**Task to carry out**
Separate out the lines that hold "JSON".

**Supplied records**
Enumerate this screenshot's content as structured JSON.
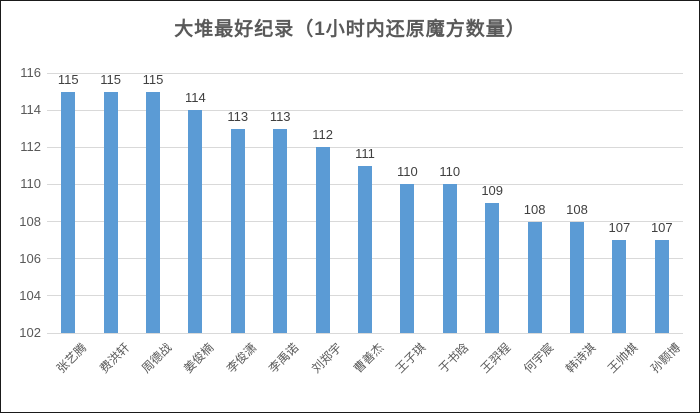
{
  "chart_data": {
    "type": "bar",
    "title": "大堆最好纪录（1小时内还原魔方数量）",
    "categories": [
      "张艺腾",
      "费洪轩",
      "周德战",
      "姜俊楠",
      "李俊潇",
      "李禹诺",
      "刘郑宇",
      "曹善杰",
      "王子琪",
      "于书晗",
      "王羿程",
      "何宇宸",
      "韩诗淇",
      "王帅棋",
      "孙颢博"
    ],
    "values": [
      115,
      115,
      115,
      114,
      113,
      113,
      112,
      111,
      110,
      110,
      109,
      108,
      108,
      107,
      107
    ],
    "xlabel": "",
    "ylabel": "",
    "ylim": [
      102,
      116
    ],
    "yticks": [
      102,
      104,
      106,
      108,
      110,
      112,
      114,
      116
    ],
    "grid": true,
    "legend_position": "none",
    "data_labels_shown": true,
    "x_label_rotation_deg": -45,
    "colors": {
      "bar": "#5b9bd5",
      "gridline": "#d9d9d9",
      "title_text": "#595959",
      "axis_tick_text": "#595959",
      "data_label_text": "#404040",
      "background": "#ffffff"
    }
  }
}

==

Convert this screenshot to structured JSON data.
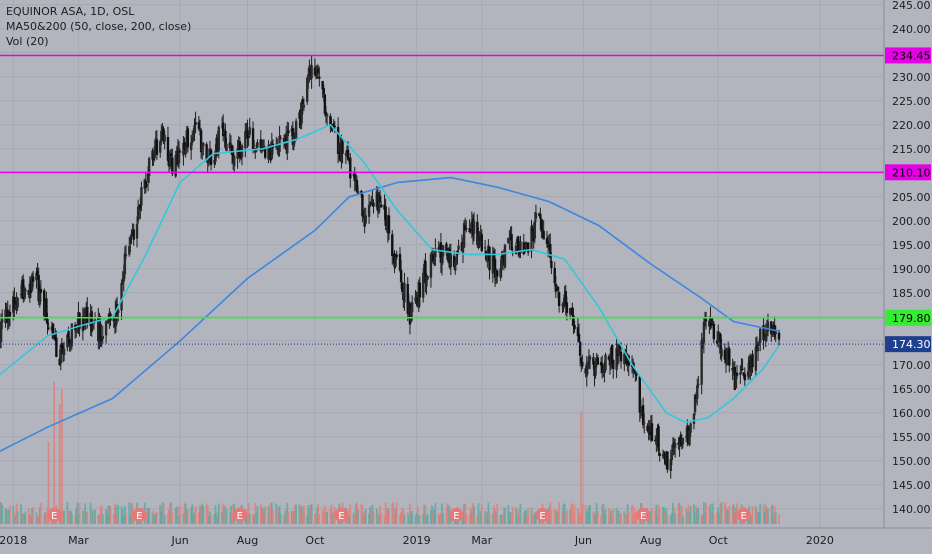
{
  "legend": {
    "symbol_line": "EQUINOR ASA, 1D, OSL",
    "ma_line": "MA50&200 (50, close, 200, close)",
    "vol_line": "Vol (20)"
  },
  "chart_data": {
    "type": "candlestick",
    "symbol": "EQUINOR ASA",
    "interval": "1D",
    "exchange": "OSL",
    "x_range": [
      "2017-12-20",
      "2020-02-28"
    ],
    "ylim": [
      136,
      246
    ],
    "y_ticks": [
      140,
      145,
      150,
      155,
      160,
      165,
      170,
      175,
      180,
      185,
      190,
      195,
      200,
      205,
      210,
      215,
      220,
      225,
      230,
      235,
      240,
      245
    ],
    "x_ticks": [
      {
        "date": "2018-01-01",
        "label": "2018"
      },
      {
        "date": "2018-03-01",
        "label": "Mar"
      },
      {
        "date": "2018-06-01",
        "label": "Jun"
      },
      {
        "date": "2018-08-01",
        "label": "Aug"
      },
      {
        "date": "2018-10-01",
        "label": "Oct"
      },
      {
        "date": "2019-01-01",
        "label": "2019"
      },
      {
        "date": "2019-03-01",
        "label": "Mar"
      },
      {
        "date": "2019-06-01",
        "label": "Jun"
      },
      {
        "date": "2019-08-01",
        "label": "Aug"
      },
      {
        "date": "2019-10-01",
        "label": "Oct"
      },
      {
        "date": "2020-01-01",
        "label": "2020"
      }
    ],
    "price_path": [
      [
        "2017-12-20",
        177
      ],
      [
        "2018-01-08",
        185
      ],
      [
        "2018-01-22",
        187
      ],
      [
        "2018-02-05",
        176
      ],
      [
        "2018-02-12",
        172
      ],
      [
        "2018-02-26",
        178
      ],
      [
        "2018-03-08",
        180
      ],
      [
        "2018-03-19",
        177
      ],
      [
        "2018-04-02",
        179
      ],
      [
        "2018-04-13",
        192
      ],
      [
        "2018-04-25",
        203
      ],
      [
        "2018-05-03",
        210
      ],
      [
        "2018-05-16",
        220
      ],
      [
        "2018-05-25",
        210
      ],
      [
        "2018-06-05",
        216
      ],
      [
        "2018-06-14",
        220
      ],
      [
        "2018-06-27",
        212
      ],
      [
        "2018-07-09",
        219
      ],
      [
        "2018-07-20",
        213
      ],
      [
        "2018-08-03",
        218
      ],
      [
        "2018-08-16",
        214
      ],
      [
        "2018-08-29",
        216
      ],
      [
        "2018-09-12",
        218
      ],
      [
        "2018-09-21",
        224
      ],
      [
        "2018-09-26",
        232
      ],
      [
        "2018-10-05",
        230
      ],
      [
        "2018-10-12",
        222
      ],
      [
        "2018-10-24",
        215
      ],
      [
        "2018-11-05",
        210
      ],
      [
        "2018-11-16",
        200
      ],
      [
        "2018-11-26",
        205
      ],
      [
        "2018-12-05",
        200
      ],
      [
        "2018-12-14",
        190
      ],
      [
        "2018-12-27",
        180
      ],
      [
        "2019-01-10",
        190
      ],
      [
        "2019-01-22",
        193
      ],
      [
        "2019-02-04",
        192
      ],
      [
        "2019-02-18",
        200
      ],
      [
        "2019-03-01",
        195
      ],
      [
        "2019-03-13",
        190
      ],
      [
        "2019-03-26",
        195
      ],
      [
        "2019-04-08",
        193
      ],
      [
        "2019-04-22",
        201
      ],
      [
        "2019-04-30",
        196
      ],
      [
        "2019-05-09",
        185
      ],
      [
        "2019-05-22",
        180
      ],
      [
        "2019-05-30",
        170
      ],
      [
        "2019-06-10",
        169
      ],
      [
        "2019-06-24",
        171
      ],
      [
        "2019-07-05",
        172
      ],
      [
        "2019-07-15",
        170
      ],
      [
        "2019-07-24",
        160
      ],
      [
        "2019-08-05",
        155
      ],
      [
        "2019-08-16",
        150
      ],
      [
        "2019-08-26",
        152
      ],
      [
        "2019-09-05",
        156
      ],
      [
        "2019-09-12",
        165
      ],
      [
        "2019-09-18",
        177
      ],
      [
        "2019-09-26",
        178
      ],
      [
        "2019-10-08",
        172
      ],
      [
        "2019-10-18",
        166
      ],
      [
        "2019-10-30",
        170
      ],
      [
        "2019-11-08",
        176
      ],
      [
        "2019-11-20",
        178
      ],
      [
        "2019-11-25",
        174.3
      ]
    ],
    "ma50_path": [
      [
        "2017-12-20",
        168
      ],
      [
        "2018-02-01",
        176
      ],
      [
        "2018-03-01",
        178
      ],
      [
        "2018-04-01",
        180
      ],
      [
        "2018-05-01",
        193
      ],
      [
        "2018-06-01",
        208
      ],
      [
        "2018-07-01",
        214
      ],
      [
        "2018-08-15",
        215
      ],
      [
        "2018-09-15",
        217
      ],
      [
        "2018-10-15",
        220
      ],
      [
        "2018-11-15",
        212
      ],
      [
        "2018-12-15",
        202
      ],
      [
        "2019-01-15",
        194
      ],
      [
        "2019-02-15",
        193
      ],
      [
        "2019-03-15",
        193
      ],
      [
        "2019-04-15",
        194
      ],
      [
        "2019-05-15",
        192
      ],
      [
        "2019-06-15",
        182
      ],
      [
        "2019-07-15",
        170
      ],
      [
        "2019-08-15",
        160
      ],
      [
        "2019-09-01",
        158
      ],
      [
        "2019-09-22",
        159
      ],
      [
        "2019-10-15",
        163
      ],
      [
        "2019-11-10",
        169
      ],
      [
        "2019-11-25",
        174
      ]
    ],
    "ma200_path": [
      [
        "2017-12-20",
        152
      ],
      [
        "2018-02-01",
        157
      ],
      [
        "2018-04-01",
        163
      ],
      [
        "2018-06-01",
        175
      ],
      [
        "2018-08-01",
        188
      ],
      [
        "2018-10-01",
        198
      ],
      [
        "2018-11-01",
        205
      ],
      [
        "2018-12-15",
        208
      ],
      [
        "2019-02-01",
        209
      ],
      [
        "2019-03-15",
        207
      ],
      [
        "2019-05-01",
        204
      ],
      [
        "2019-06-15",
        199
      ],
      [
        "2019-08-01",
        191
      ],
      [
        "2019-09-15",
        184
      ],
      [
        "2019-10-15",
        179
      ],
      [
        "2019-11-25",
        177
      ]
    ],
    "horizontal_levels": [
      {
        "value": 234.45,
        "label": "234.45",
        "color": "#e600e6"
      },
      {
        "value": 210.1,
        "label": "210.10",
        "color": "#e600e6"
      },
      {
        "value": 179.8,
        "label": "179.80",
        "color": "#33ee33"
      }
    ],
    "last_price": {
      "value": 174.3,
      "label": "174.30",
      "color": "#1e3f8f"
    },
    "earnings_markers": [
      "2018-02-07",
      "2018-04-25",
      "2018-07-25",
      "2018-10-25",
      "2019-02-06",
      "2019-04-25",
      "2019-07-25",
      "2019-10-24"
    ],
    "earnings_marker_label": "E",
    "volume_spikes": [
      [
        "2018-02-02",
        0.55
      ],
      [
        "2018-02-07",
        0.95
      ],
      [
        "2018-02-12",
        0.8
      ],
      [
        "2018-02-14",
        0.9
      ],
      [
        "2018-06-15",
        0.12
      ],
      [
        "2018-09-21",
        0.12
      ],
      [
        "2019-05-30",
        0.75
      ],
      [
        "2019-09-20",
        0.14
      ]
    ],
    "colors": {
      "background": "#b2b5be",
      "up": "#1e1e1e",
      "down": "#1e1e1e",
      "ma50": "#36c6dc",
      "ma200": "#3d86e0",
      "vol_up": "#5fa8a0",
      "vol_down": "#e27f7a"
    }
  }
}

* * *

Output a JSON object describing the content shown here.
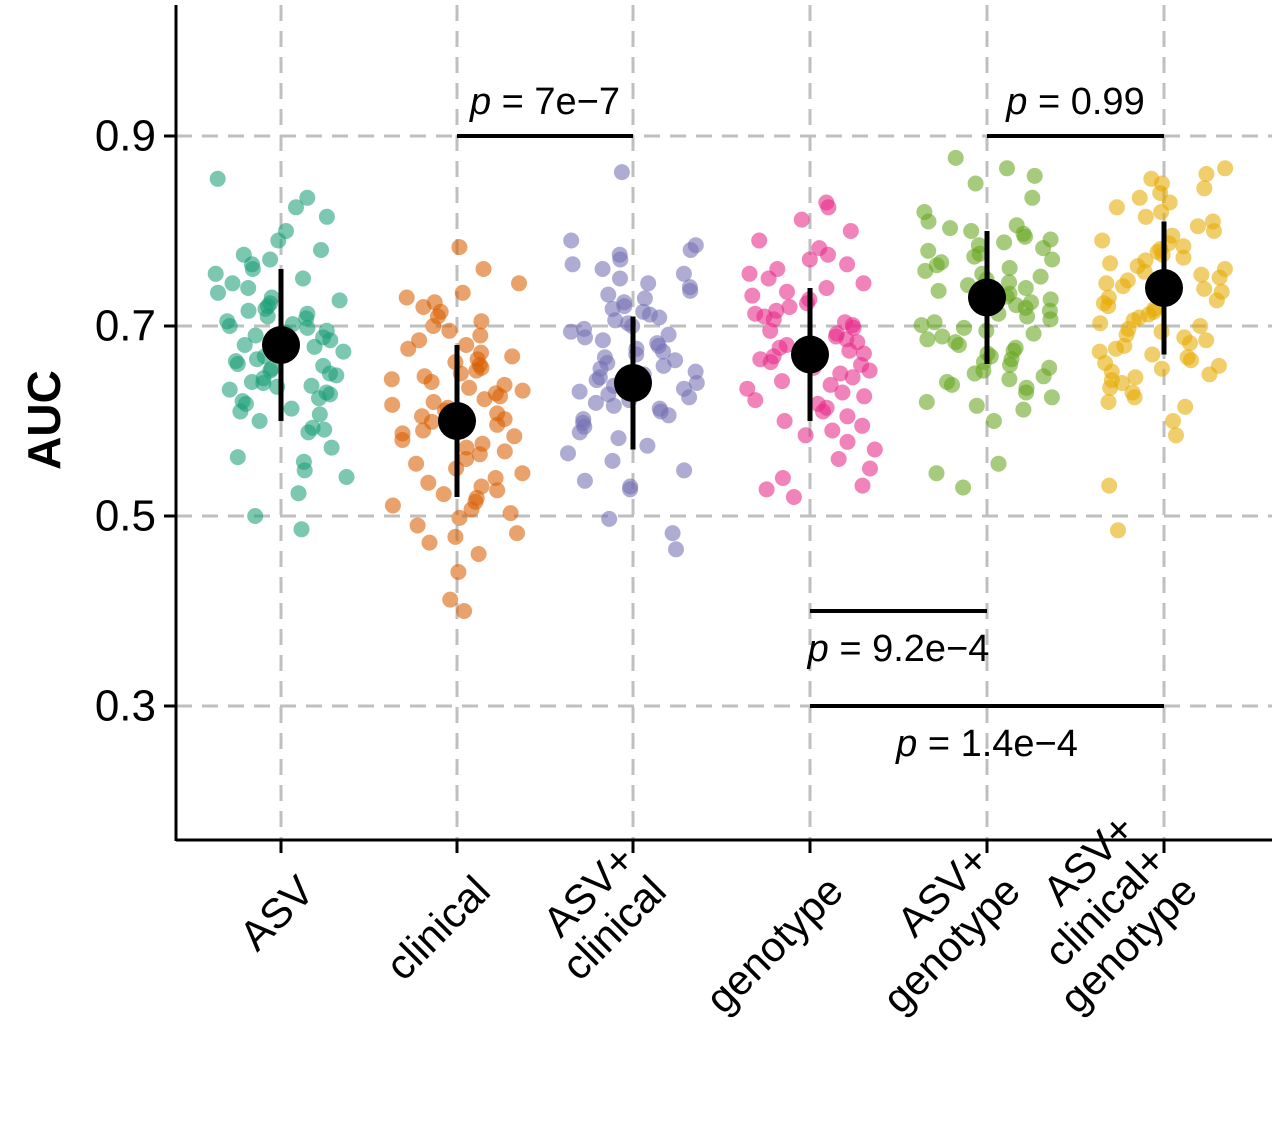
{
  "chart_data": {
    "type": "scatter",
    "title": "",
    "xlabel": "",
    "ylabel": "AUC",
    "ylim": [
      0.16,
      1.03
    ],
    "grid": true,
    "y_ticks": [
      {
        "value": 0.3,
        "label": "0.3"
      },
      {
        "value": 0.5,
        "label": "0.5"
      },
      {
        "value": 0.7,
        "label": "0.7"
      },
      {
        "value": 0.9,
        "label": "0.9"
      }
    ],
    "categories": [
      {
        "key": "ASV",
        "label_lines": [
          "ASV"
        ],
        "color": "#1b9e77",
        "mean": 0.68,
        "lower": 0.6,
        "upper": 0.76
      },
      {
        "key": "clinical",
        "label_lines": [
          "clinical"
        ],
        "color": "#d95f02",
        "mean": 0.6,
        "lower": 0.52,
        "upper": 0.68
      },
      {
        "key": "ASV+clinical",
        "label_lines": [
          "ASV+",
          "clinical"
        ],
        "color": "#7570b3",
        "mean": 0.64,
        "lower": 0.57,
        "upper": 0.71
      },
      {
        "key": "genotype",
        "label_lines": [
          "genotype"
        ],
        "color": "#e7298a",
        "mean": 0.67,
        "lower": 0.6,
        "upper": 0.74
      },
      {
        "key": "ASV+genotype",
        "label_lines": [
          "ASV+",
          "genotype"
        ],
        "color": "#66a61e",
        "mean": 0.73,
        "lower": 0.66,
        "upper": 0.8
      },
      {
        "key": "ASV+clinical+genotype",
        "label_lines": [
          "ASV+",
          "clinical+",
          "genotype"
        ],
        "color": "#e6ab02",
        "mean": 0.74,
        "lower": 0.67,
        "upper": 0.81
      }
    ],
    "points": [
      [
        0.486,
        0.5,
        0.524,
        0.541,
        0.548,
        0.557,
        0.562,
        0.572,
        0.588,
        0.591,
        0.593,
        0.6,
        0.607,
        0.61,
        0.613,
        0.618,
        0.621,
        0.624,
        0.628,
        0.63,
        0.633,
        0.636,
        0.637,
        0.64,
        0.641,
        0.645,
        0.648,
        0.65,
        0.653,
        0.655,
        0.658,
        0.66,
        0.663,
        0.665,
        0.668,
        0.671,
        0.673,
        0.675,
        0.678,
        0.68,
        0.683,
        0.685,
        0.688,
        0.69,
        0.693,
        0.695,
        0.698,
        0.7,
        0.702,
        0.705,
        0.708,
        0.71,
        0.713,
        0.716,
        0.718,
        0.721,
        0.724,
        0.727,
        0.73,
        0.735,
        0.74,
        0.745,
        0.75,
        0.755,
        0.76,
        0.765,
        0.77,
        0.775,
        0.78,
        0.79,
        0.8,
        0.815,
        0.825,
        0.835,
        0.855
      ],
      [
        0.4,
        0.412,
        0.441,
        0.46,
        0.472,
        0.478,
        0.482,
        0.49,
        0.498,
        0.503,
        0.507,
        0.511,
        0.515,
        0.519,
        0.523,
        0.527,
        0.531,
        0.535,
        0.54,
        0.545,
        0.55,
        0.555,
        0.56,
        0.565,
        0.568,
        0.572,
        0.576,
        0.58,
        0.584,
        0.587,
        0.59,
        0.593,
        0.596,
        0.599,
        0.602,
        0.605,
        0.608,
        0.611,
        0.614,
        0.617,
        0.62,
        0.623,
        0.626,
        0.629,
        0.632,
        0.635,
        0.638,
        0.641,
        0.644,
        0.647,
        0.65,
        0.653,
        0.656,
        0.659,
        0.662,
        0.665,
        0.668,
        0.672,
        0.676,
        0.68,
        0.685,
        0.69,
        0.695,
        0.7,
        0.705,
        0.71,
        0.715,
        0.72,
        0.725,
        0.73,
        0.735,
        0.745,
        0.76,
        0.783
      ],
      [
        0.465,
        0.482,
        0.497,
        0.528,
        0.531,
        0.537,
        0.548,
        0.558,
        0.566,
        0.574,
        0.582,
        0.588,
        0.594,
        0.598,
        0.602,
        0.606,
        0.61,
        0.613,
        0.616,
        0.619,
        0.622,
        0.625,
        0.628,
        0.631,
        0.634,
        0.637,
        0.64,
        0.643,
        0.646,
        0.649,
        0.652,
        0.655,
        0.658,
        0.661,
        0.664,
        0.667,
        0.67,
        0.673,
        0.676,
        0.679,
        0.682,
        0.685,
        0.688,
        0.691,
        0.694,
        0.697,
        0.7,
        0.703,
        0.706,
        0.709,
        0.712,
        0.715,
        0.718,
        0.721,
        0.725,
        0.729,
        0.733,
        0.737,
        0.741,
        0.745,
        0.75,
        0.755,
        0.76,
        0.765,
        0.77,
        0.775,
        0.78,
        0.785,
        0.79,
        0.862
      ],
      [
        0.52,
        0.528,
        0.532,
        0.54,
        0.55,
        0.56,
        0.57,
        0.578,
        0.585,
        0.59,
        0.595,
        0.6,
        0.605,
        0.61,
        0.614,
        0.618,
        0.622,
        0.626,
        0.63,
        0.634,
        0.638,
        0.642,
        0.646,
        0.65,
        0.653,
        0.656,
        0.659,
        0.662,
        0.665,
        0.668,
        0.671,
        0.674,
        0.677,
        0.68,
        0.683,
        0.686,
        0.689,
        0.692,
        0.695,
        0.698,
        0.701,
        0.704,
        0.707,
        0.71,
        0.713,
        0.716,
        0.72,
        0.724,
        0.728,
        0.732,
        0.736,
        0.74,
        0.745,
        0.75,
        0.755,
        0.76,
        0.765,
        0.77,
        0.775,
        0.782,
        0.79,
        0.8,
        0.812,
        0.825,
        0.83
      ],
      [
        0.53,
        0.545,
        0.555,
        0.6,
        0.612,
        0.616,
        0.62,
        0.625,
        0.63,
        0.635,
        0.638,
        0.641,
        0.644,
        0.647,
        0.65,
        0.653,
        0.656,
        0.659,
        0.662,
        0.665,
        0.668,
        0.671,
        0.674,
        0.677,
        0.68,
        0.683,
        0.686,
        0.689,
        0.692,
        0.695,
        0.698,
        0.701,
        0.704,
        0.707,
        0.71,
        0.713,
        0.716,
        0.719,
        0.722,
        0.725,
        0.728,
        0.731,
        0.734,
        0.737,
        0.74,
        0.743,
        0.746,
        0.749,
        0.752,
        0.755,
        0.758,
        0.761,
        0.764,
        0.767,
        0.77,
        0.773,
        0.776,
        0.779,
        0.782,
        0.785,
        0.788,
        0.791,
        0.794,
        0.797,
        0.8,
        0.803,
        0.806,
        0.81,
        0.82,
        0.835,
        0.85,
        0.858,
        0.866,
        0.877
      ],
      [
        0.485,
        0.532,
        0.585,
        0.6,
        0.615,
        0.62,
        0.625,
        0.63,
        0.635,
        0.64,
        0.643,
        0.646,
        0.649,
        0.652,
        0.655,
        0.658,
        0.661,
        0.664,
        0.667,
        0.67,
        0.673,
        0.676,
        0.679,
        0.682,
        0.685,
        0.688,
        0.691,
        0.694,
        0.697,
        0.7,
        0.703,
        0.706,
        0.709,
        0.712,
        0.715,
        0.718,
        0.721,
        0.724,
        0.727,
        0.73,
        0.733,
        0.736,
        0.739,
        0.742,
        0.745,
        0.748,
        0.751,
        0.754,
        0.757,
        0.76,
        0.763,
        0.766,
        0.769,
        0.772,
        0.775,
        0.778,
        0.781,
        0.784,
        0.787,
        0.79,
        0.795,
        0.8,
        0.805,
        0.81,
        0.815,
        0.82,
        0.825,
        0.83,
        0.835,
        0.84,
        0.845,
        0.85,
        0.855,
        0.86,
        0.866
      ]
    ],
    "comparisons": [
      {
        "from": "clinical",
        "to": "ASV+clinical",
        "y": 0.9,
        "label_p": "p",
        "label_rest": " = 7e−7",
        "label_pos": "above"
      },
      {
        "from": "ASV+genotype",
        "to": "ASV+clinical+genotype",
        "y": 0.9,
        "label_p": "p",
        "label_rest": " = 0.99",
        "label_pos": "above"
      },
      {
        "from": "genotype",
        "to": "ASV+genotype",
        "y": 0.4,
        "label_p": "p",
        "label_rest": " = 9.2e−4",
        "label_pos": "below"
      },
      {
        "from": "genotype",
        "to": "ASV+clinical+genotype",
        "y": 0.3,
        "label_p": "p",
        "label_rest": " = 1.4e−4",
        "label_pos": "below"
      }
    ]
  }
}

**Exercise solution**
Enumerate this screenshot's content as structured JSON.
Convert this screenshot to structured JSON data.
Output a JSON object describing the content shown here.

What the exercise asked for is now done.